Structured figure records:
........
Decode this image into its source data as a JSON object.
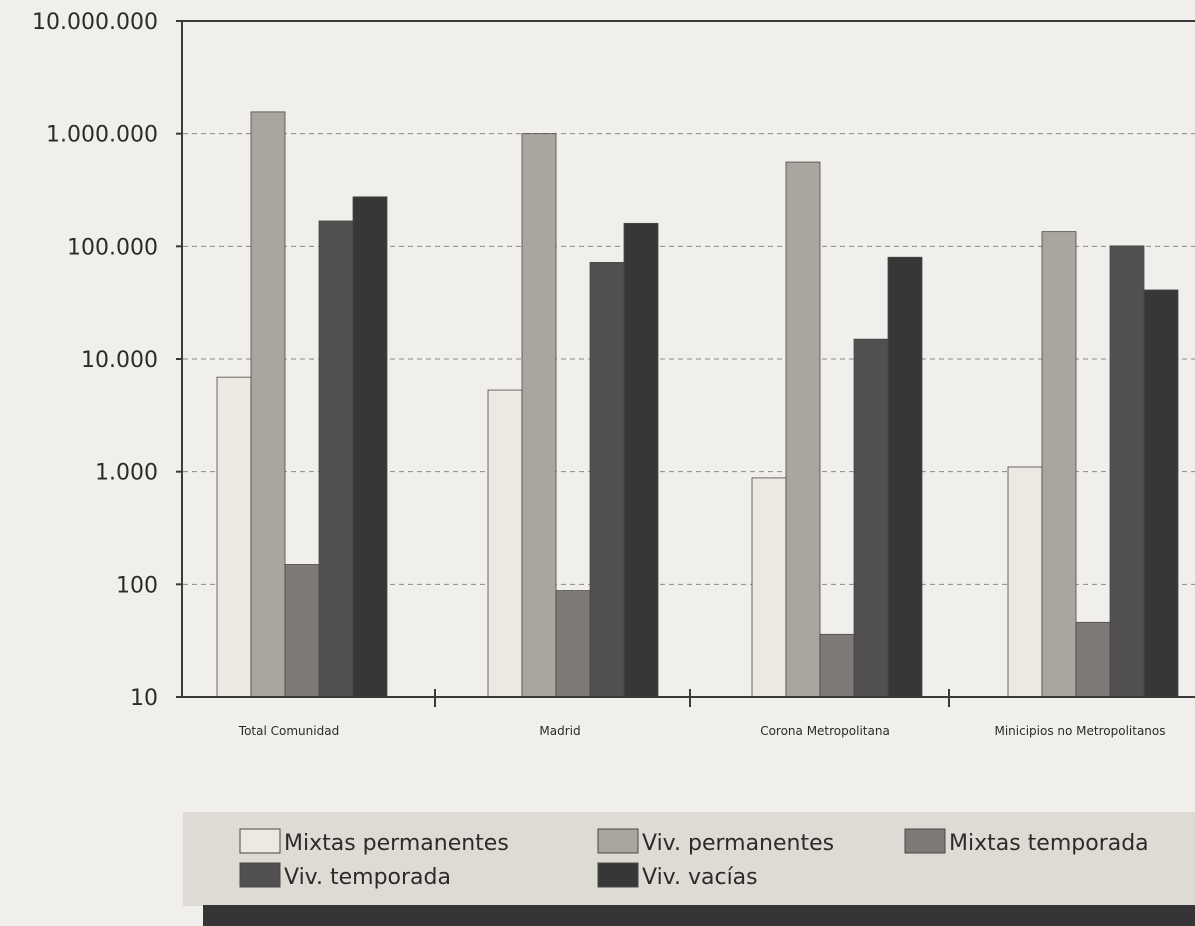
{
  "chart_data": {
    "type": "bar",
    "scale": "log",
    "ylim": [
      10,
      10000000
    ],
    "grid": true,
    "legend_position": "bottom",
    "y_tick_labels": [
      "10.000.000",
      "1.000.000",
      "100.000",
      "10.000",
      "1.000",
      "100",
      "10"
    ],
    "y_tick_values": [
      10000000,
      1000000,
      100000,
      10000,
      1000,
      100,
      10
    ],
    "categories": [
      "Total Comunidad",
      "Madrid",
      "Corona  Metropolitana",
      "Minicipios no Metropolitanos"
    ],
    "series": [
      {
        "name": "Mixtas permanentes",
        "color": "#ece8e2",
        "values": [
          6900,
          5300,
          880,
          1100
        ]
      },
      {
        "name": "Viv. permanentes",
        "color": "#aaa59f",
        "values": [
          1560000,
          1000000,
          560000,
          135000
        ]
      },
      {
        "name": "Mixtas temporada",
        "color": "#7d7a77",
        "values": [
          150,
          88,
          36,
          46
        ]
      },
      {
        "name": "Viv. temporada",
        "color": "#514f4f",
        "values": [
          168000,
          72000,
          15000,
          101000
        ]
      },
      {
        "name": "Viv. vacías",
        "color": "#383738",
        "values": [
          275000,
          160000,
          80000,
          41000
        ]
      }
    ]
  },
  "legend": {
    "row1": [
      "Mixtas permanentes",
      "Viv. permanentes",
      "Mixtas temporada"
    ],
    "row2": [
      "Viv. temporada",
      "Viv. vacías"
    ]
  },
  "colors": {
    "background": "#f0efec",
    "legend_band": "#dedbd5",
    "footer_bar": "#353436",
    "axis": "#3a3a3a",
    "grid": "#8a8a8a"
  }
}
........
What the task asks: Find the lines above that include the string "name" and copy them.

Full output:
        "name": "Mixtas permanentes",
        "name": "Viv. permanentes",
        "name": "Mixtas temporada",
        "name": "Viv. temporada",
        "name": "Viv. vacías",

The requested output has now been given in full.